Records from a dataset
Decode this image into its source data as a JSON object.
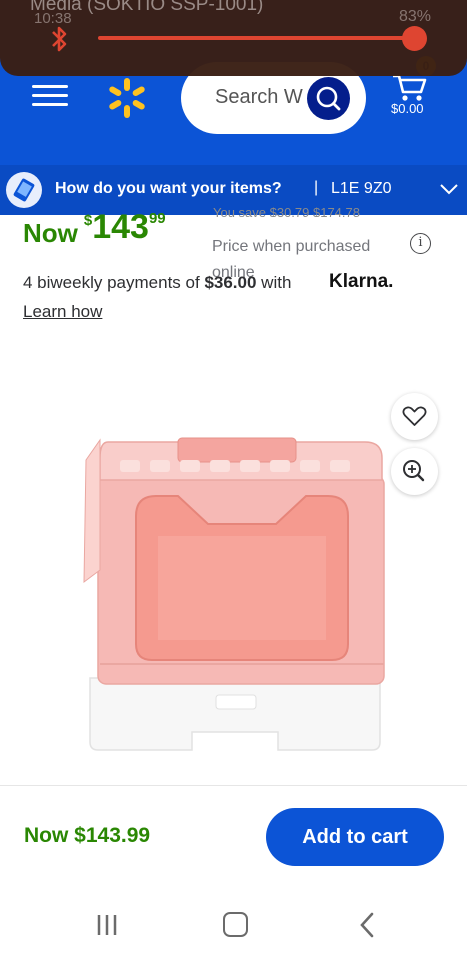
{
  "status_bar": {
    "media_title": "Media (SOKTIO SSP-1001)",
    "time": "10:38",
    "battery": "83%"
  },
  "header": {
    "search_placeholder": "Search W",
    "cart_count": "0",
    "cart_total": "$0.00"
  },
  "delivery": {
    "question": "How do you want your items?",
    "separator": "|",
    "postal_code": "L1E 9Z0"
  },
  "price": {
    "now_label": "Now",
    "currency": "$",
    "dollars": "143",
    "cents": "99",
    "was_text": "You save $30.79 $174.78",
    "price_when_purchased": "Price when purchased online",
    "info_glyph": "i"
  },
  "klarna": {
    "prefix": "4 biweekly payments of",
    "amount": "$36.00",
    "suffix": "with",
    "logo_text": "Klarna.",
    "learn_how": "Learn how"
  },
  "bottom_bar": {
    "price_text": "Now $143.99",
    "add_to_cart": "Add to cart"
  },
  "colors": {
    "walmart_blue": "#0c54d6",
    "price_green": "#2a8703",
    "spark_yellow": "#ffc220",
    "product_pink": "#f6b7b2"
  },
  "icons": [
    "bluetooth-icon",
    "menu-icon",
    "walmart-spark-logo",
    "search-icon",
    "cart-icon",
    "delivery-icon",
    "chevron-down-icon",
    "info-icon",
    "heart-icon",
    "zoom-in-icon",
    "recent-apps-icon",
    "home-icon",
    "back-icon"
  ]
}
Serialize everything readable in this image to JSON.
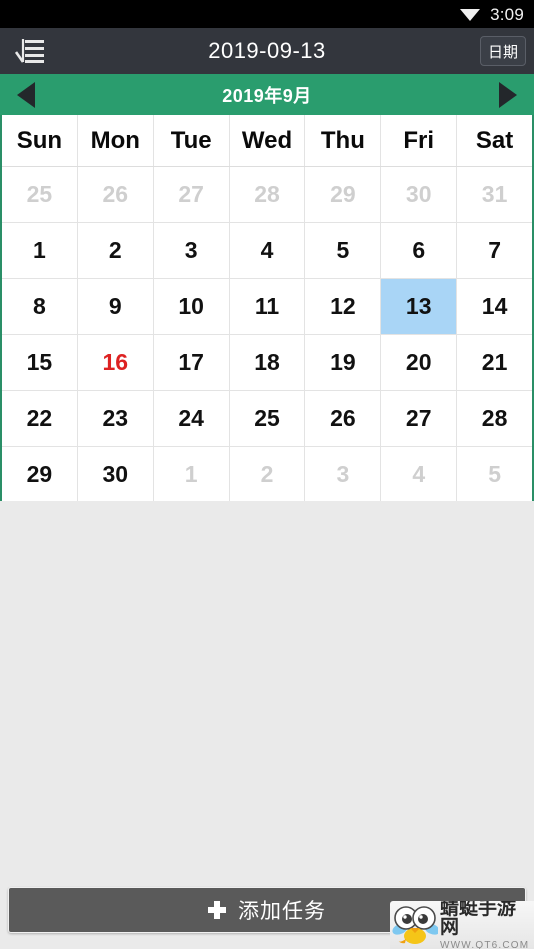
{
  "status_bar": {
    "time": "3:09",
    "wifi_icon": "wifi-icon"
  },
  "app_bar": {
    "menu_icon": "list-menu-icon",
    "title": "2019-09-13",
    "date_button_label": "日期"
  },
  "month_nav": {
    "prev_icon": "triangle-left-icon",
    "next_icon": "triangle-right-icon",
    "month_label": "2019年9月"
  },
  "calendar": {
    "weekday_headers": [
      "Sun",
      "Mon",
      "Tue",
      "Wed",
      "Thu",
      "Fri",
      "Sat"
    ],
    "weeks": [
      [
        {
          "day": "25",
          "state": "muted"
        },
        {
          "day": "26",
          "state": "muted"
        },
        {
          "day": "27",
          "state": "muted"
        },
        {
          "day": "28",
          "state": "muted"
        },
        {
          "day": "29",
          "state": "muted"
        },
        {
          "day": "30",
          "state": "muted"
        },
        {
          "day": "31",
          "state": "muted"
        }
      ],
      [
        {
          "day": "1",
          "state": "normal"
        },
        {
          "day": "2",
          "state": "normal"
        },
        {
          "day": "3",
          "state": "normal"
        },
        {
          "day": "4",
          "state": "normal"
        },
        {
          "day": "5",
          "state": "normal"
        },
        {
          "day": "6",
          "state": "normal"
        },
        {
          "day": "7",
          "state": "normal"
        }
      ],
      [
        {
          "day": "8",
          "state": "normal"
        },
        {
          "day": "9",
          "state": "normal"
        },
        {
          "day": "10",
          "state": "normal"
        },
        {
          "day": "11",
          "state": "normal"
        },
        {
          "day": "12",
          "state": "normal"
        },
        {
          "day": "13",
          "state": "selected"
        },
        {
          "day": "14",
          "state": "normal"
        }
      ],
      [
        {
          "day": "15",
          "state": "normal"
        },
        {
          "day": "16",
          "state": "today"
        },
        {
          "day": "17",
          "state": "normal"
        },
        {
          "day": "18",
          "state": "normal"
        },
        {
          "day": "19",
          "state": "normal"
        },
        {
          "day": "20",
          "state": "normal"
        },
        {
          "day": "21",
          "state": "normal"
        }
      ],
      [
        {
          "day": "22",
          "state": "normal"
        },
        {
          "day": "23",
          "state": "normal"
        },
        {
          "day": "24",
          "state": "normal"
        },
        {
          "day": "25",
          "state": "normal"
        },
        {
          "day": "26",
          "state": "normal"
        },
        {
          "day": "27",
          "state": "normal"
        },
        {
          "day": "28",
          "state": "normal"
        }
      ],
      [
        {
          "day": "29",
          "state": "normal"
        },
        {
          "day": "30",
          "state": "normal"
        },
        {
          "day": "1",
          "state": "muted"
        },
        {
          "day": "2",
          "state": "muted"
        },
        {
          "day": "3",
          "state": "muted"
        },
        {
          "day": "4",
          "state": "muted"
        },
        {
          "day": "5",
          "state": "muted"
        }
      ]
    ]
  },
  "bottom_bar": {
    "add_task_icon": "plus-icon",
    "add_task_label": "添加任务"
  },
  "watermark": {
    "mascot_icon": "dragonfly-mascot-icon",
    "site_name": "蜻蜓手游网",
    "site_url": "WWW.QT6.COM"
  },
  "colors": {
    "status_bar_bg": "#000000",
    "app_bar_bg": "#33363d",
    "accent_green": "#2a9d6e",
    "selected_day_bg": "#a9d5f6",
    "today_text": "#dd2222",
    "page_bg": "#eaeaea",
    "button_bg": "#5a5a5a"
  }
}
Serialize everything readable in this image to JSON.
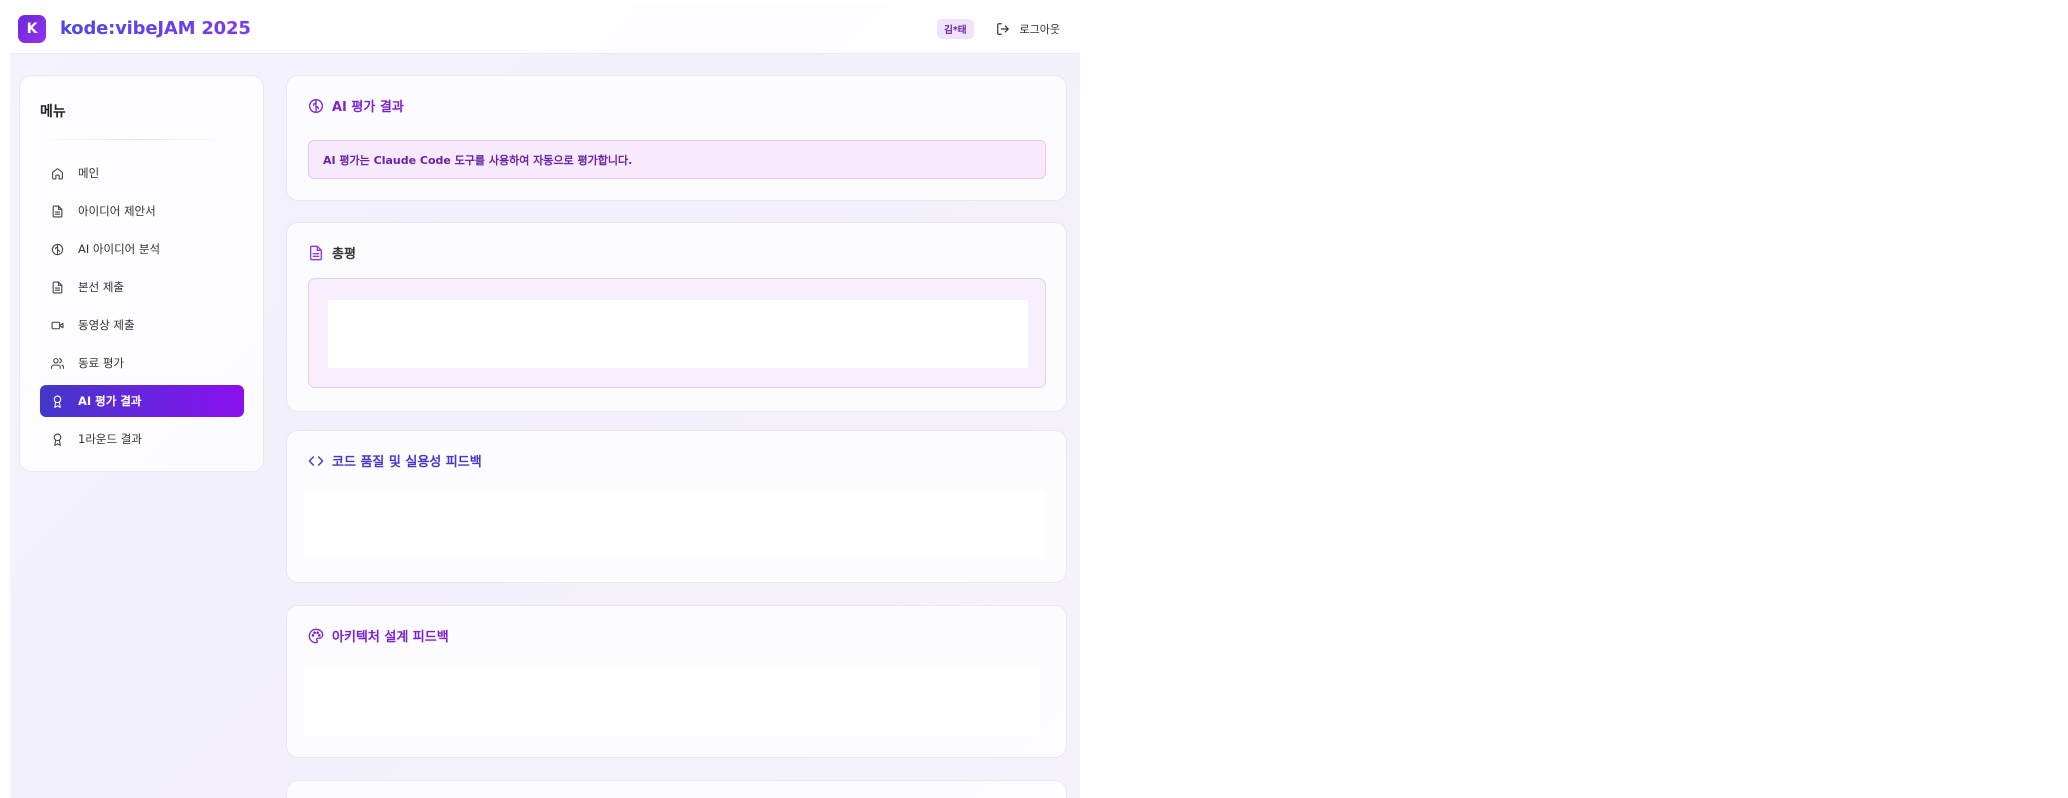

» **Goal**: Your task is an exact transcription of all the data, minus the pictures.

» **Reply**:
Decode this image into its source data as a JSON object.
{
  "status_bar": {
    "media_title": "Media (SOKTIO SSP-1001)",
    "time": "10:38",
    "battery": "83%"
  },
  "header": {
    "search_placeholder": "Search W",
    "cart_count": "0",
    "cart_total": "$0.00"
  },
  "delivery": {
    "question": "How do you want your items?",
    "separator": "|",
    "postal_code": "L1E 9Z0"
  },
  "price": {
    "now_label": "Now",
    "currency": "$",
    "dollars": "143",
    "cents": "99",
    "was_text": "You save $30.79 $174.78",
    "price_when_purchased": "Price when purchased online",
    "info_glyph": "i"
  },
  "klarna": {
    "prefix": "4 biweekly payments of",
    "amount": "$36.00",
    "suffix": "with",
    "logo_text": "Klarna.",
    "learn_how": "Learn how"
  },
  "bottom_bar": {
    "price_text": "Now $143.99",
    "add_to_cart": "Add to cart"
  },
  "colors": {
    "walmart_blue": "#0c54d6",
    "price_green": "#2a8703",
    "spark_yellow": "#ffc220",
    "product_pink": "#f6b7b2"
  },
  "icons": [
    "bluetooth-icon",
    "menu-icon",
    "walmart-spark-logo",
    "search-icon",
    "cart-icon",
    "delivery-icon",
    "chevron-down-icon",
    "info-icon",
    "heart-icon",
    "zoom-in-icon",
    "recent-apps-icon",
    "home-icon",
    "back-icon"
  ]
}
Serialize everything readable in this image to JSON.
{
  "status_bar": {
    "time": "3:09",
    "wifi_icon": "wifi-icon"
  },
  "app_bar": {
    "menu_icon": "list-menu-icon",
    "title": "2019-09-13",
    "date_button_label": "日期"
  },
  "month_nav": {
    "prev_icon": "triangle-left-icon",
    "next_icon": "triangle-right-icon",
    "month_label": "2019年9月"
  },
  "calendar": {
    "weekday_headers": [
      "Sun",
      "Mon",
      "Tue",
      "Wed",
      "Thu",
      "Fri",
      "Sat"
    ],
    "weeks": [
      [
        {
          "day": "25",
          "state": "muted"
        },
        {
          "day": "26",
          "state": "muted"
        },
        {
          "day": "27",
          "state": "muted"
        },
        {
          "day": "28",
          "state": "muted"
        },
        {
          "day": "29",
          "state": "muted"
        },
        {
          "day": "30",
          "state": "muted"
        },
        {
          "day": "31",
          "state": "muted"
        }
      ],
      [
        {
          "day": "1",
          "state": "normal"
        },
        {
          "day": "2",
          "state": "normal"
        },
        {
          "day": "3",
          "state": "normal"
        },
        {
          "day": "4",
          "state": "normal"
        },
        {
          "day": "5",
          "state": "normal"
        },
        {
          "day": "6",
          "state": "normal"
        },
        {
          "day": "7",
          "state": "normal"
        }
      ],
      [
        {
          "day": "8",
          "state": "normal"
        },
        {
          "day": "9",
          "state": "normal"
        },
        {
          "day": "10",
          "state": "normal"
        },
        {
          "day": "11",
          "state": "normal"
        },
        {
          "day": "12",
          "state": "normal"
        },
        {
          "day": "13",
          "state": "selected"
        },
        {
          "day": "14",
          "state": "normal"
        }
      ],
      [
        {
          "day": "15",
          "state": "normal"
        },
        {
          "day": "16",
          "state": "today"
        },
        {
          "day": "17",
          "state": "normal"
        },
        {
          "day": "18",
          "state": "normal"
        },
        {
          "day": "19",
          "state": "normal"
        },
        {
          "day": "20",
          "state": "normal"
        },
        {
          "day": "21",
          "state": "normal"
        }
      ],
      [
        {
          "day": "22",
          "state": "normal"
        },
        {
          "day": "23",
          "state": "normal"
        },
        {
          "day": "24",
          "state": "normal"
        },
        {
          "day": "25",
          "state": "normal"
        },
        {
          "day": "26",
          "state": "normal"
        },
        {
          "day": "27",
          "state": "normal"
        },
        {
          "day": "28",
          "state": "normal"
        }
      ],
      [
        {
          "day": "29",
          "state": "normal"
        },
        {
          "day": "30",
          "state": "normal"
        },
        {
          "day": "1",
          "state": "muted"
        },
        {
          "day": "2",
          "state": "muted"
        },
        {
          "day": "3",
          "state": "muted"
        },
        {
          "day": "4",
          "state": "muted"
        },
        {
          "day": "5",
          "state": "muted"
        }
      ]
    ]
  },
  "bottom_bar": {
    "add_task_icon": "plus-icon",
    "add_task_label": "添加任务"
  },
  "watermark": {
    "mascot_icon": "dragonfly-mascot-icon",
    "site_name": "蜻蜓手游网",
    "site_url": "WWW.QT6.COM"
  },
  "colors": {
    "status_bar_bg": "#000000",
    "app_bar_bg": "#33363d",
    "accent_green": "#2a9d6e",
    "selected_day_bg": "#a9d5f6",
    "today_text": "#dd2222",
    "page_bg": "#eaeaea",
    "button_bg": "#5a5a5a"
  }
}
Serialize everything readable in this image to JSON.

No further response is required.